* _The problem_: Of all the lines in the material, how many include the word "System"? Give only the number.

— start of Supplied data —

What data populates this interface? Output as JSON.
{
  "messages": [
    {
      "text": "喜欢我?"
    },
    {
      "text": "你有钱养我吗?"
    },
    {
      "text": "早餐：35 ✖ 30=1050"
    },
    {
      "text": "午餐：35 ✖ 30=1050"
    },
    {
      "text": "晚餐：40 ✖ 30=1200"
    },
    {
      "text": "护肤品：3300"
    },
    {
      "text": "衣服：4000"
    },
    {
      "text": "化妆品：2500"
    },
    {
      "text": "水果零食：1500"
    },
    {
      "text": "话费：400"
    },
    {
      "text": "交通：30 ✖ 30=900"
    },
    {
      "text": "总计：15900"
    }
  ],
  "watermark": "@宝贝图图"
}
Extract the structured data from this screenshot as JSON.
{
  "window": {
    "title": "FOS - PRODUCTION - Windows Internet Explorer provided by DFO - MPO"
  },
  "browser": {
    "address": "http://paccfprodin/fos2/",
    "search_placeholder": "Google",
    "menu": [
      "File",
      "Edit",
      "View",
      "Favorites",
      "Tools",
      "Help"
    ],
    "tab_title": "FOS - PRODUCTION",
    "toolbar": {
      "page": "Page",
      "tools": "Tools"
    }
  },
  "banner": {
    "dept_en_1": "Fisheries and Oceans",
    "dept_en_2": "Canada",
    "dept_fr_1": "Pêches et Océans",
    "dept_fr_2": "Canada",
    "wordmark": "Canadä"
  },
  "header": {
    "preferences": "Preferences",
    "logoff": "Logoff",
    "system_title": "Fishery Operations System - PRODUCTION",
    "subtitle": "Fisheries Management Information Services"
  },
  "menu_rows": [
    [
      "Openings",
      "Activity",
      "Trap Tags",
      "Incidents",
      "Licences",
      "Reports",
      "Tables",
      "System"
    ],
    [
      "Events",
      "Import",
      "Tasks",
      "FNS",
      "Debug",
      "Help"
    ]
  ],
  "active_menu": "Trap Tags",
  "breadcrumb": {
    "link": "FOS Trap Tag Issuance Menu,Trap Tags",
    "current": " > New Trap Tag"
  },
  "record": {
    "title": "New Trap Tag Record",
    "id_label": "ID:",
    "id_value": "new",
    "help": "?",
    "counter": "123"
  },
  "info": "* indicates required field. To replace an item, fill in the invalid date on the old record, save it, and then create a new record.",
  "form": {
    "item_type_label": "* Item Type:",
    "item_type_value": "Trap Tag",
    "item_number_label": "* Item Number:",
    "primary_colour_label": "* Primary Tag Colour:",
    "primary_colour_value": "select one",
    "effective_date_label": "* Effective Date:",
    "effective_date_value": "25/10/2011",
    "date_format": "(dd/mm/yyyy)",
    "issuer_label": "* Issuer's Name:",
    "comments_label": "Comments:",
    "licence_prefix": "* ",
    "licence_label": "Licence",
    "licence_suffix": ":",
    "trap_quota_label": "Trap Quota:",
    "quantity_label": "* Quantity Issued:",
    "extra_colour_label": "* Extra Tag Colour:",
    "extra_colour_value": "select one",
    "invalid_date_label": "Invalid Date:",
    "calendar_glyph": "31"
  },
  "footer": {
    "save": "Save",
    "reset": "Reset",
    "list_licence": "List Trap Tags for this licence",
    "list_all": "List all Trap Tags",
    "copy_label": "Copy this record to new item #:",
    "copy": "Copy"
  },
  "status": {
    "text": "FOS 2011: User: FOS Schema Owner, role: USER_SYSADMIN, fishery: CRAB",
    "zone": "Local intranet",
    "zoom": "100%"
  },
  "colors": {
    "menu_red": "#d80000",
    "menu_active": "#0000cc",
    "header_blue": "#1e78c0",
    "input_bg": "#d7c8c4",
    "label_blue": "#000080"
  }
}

— end of Supplied data —

* _Written reply_: 2